### Work to complete
Find each line with "color" and copy it.

### Provided data
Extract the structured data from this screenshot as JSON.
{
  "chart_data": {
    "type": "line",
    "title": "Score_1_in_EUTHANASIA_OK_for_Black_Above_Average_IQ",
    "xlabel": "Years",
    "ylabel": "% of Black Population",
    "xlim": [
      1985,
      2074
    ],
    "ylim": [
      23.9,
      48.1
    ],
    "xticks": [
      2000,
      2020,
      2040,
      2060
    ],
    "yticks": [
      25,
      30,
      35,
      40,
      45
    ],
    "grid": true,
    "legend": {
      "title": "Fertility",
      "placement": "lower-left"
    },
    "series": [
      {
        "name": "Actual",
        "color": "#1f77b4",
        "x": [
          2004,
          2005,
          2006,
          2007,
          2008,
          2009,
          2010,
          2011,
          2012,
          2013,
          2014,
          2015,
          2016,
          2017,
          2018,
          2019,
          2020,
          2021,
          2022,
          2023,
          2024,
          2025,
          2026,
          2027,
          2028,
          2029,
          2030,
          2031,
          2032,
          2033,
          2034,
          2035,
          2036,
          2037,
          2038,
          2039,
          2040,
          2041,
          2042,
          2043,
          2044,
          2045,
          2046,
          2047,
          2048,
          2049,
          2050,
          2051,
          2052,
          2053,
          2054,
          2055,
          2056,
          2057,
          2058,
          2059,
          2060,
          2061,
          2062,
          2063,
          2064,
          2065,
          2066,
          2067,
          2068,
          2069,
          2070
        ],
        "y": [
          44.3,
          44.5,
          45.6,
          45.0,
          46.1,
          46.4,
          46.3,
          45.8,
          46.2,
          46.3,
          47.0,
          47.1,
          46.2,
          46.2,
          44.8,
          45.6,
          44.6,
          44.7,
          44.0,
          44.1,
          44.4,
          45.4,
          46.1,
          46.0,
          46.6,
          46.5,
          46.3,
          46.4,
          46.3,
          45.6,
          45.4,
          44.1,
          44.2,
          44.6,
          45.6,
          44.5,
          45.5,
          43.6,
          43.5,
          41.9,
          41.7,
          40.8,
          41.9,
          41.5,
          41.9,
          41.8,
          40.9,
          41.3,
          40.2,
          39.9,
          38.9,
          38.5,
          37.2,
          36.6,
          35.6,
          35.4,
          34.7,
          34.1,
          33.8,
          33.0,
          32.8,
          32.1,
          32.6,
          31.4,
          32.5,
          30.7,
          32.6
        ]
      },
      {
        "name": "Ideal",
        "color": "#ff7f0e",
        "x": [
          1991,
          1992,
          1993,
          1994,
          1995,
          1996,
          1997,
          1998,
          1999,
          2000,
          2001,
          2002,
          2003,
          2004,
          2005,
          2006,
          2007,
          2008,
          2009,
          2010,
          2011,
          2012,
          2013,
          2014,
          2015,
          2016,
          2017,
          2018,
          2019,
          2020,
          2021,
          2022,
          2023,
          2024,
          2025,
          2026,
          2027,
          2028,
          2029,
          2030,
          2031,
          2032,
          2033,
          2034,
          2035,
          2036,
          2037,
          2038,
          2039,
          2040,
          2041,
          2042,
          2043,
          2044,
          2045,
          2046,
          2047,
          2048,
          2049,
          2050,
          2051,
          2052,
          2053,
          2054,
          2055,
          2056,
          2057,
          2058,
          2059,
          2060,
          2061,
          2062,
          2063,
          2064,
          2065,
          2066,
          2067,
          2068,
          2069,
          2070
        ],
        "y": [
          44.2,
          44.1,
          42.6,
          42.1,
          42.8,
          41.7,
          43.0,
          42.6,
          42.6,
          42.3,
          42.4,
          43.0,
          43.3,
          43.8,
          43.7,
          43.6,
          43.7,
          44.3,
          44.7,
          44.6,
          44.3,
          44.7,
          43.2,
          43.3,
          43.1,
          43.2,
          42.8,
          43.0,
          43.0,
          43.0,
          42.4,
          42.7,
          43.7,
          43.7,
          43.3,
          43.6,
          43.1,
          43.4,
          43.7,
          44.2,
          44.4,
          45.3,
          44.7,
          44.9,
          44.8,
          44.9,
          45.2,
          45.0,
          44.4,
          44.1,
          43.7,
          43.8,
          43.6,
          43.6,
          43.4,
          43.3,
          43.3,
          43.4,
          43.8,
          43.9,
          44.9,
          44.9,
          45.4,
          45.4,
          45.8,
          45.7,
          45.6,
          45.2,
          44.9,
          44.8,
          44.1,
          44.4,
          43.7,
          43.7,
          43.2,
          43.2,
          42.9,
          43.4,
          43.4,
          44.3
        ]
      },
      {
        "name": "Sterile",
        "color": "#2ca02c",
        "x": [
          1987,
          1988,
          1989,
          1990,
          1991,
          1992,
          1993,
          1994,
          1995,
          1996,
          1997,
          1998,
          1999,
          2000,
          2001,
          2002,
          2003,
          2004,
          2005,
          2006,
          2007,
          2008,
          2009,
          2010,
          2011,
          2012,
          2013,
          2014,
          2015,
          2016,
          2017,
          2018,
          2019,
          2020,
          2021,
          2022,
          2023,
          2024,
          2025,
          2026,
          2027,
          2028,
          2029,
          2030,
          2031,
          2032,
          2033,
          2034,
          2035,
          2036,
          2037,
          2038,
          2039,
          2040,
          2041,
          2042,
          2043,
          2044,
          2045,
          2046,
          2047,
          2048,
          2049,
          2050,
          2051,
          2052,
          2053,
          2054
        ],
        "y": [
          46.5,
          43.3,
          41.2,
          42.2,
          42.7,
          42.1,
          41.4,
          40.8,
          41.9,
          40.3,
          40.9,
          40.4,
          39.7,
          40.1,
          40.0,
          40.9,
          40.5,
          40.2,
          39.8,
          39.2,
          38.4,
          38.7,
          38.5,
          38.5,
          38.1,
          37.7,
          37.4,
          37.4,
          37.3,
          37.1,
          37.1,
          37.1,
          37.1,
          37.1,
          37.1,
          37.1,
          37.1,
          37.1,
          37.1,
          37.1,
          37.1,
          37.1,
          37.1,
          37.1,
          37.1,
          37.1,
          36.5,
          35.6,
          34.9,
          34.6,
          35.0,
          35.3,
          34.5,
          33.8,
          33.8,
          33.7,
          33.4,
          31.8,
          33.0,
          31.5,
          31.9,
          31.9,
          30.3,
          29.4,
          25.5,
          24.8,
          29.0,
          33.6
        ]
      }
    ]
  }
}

### Output
        "color": "#1f77b4",
        "color": "#ff7f0e",
        "color": "#2ca02c",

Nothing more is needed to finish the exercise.